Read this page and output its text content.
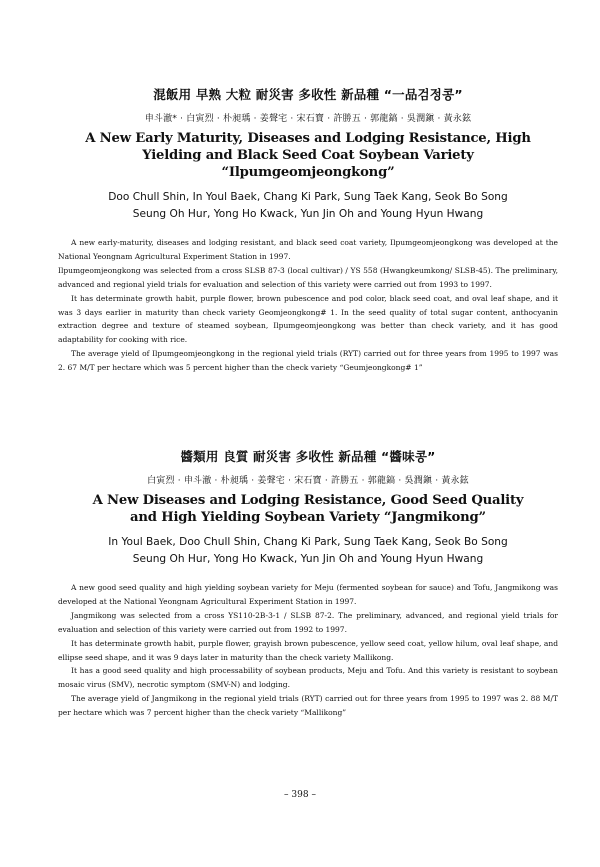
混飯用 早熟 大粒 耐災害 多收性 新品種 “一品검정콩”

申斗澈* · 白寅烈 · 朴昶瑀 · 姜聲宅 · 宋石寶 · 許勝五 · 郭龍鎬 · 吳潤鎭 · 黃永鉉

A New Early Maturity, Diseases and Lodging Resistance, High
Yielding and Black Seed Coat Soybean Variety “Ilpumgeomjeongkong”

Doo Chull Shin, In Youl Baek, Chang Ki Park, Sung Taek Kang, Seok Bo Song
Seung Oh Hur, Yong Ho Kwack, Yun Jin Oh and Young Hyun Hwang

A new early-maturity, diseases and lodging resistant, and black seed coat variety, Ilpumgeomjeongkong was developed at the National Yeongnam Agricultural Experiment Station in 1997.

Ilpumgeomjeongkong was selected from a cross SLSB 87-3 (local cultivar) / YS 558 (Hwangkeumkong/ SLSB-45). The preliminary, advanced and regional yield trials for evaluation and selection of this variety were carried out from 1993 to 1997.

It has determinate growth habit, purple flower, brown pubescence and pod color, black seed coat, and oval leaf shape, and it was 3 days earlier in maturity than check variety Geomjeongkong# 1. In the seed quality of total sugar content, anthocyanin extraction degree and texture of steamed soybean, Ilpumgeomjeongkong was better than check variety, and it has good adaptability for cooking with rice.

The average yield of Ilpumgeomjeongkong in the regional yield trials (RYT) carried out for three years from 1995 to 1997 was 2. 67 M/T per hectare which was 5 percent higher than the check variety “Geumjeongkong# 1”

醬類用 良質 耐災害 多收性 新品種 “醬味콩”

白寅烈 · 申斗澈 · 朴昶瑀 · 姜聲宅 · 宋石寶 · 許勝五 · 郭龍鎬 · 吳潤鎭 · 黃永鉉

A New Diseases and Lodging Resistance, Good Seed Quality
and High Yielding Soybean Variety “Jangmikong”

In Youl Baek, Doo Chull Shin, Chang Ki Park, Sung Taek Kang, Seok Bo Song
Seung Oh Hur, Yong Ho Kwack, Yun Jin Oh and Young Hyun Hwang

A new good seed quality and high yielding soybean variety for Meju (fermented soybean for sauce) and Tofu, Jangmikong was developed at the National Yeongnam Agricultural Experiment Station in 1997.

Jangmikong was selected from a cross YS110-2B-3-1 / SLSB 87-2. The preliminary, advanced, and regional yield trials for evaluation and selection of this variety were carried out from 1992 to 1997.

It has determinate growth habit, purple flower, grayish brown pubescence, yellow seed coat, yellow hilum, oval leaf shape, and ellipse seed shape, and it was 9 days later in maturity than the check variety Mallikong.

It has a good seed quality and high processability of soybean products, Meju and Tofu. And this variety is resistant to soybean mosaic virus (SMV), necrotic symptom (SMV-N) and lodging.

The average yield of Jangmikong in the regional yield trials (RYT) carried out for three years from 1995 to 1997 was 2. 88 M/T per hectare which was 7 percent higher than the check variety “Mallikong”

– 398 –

REQUIRED WORK
For the word "Chang", find every line in the data that holds it and copy that line.

RESULT OF THE TASK
Doo Chull Shin, In Youl Baek, Chang Ki Park, Sung Taek Kang, Seok Bo Song
In Youl Baek, Doo Chull Shin, Chang Ki Park, Sung Taek Kang, Seok Bo Song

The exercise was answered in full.